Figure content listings
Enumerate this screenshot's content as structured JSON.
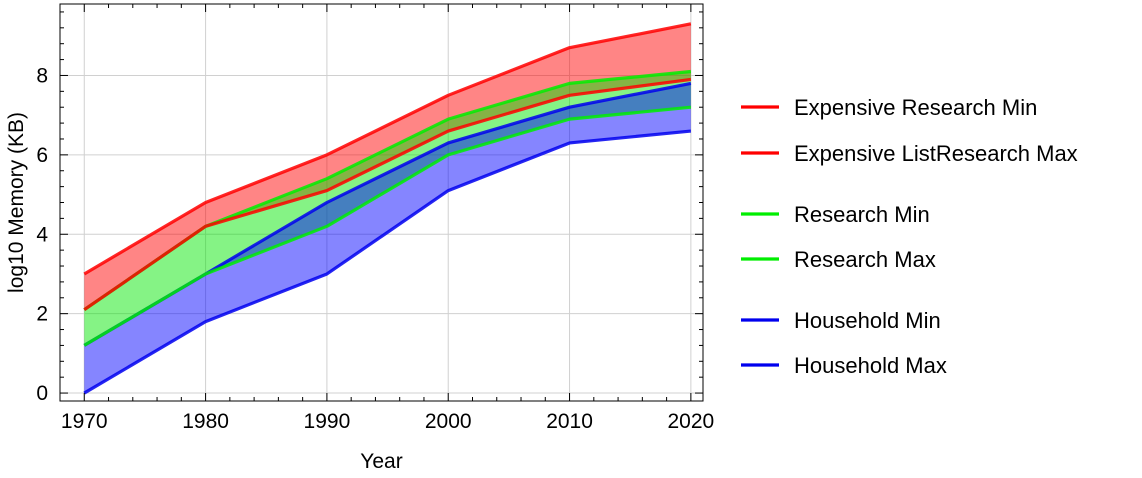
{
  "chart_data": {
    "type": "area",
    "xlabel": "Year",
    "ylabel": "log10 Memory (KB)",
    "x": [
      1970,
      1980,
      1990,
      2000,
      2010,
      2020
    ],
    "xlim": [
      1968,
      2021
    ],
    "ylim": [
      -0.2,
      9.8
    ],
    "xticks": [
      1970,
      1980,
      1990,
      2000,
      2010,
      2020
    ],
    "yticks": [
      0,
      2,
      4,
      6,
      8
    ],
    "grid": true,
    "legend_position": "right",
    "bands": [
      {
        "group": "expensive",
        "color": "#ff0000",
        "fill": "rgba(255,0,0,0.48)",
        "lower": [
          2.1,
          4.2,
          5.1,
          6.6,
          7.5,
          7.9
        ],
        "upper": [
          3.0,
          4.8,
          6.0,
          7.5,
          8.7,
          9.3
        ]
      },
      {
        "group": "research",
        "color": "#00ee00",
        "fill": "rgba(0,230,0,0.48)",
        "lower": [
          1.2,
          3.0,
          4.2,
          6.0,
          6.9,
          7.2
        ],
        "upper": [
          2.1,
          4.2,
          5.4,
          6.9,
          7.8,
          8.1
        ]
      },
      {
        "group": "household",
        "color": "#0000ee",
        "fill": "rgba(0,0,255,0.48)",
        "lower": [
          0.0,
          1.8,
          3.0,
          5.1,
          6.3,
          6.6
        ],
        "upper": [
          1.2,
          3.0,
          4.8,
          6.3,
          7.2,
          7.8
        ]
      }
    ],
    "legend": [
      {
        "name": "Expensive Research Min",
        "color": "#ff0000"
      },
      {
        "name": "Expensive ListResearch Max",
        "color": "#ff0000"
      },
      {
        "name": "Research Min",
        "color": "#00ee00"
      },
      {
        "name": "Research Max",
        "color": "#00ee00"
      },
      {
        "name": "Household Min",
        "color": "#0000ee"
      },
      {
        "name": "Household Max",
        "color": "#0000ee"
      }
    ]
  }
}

- Task goal: Copy every line of the records above that contains "name".

- Solution to this task:
        "name": "Expensive Research Min",
        "name": "Expensive ListResearch Max",
        "name": "Research Min",
        "name": "Research Max",
        "name": "Household Min",
        "name": "Household Max",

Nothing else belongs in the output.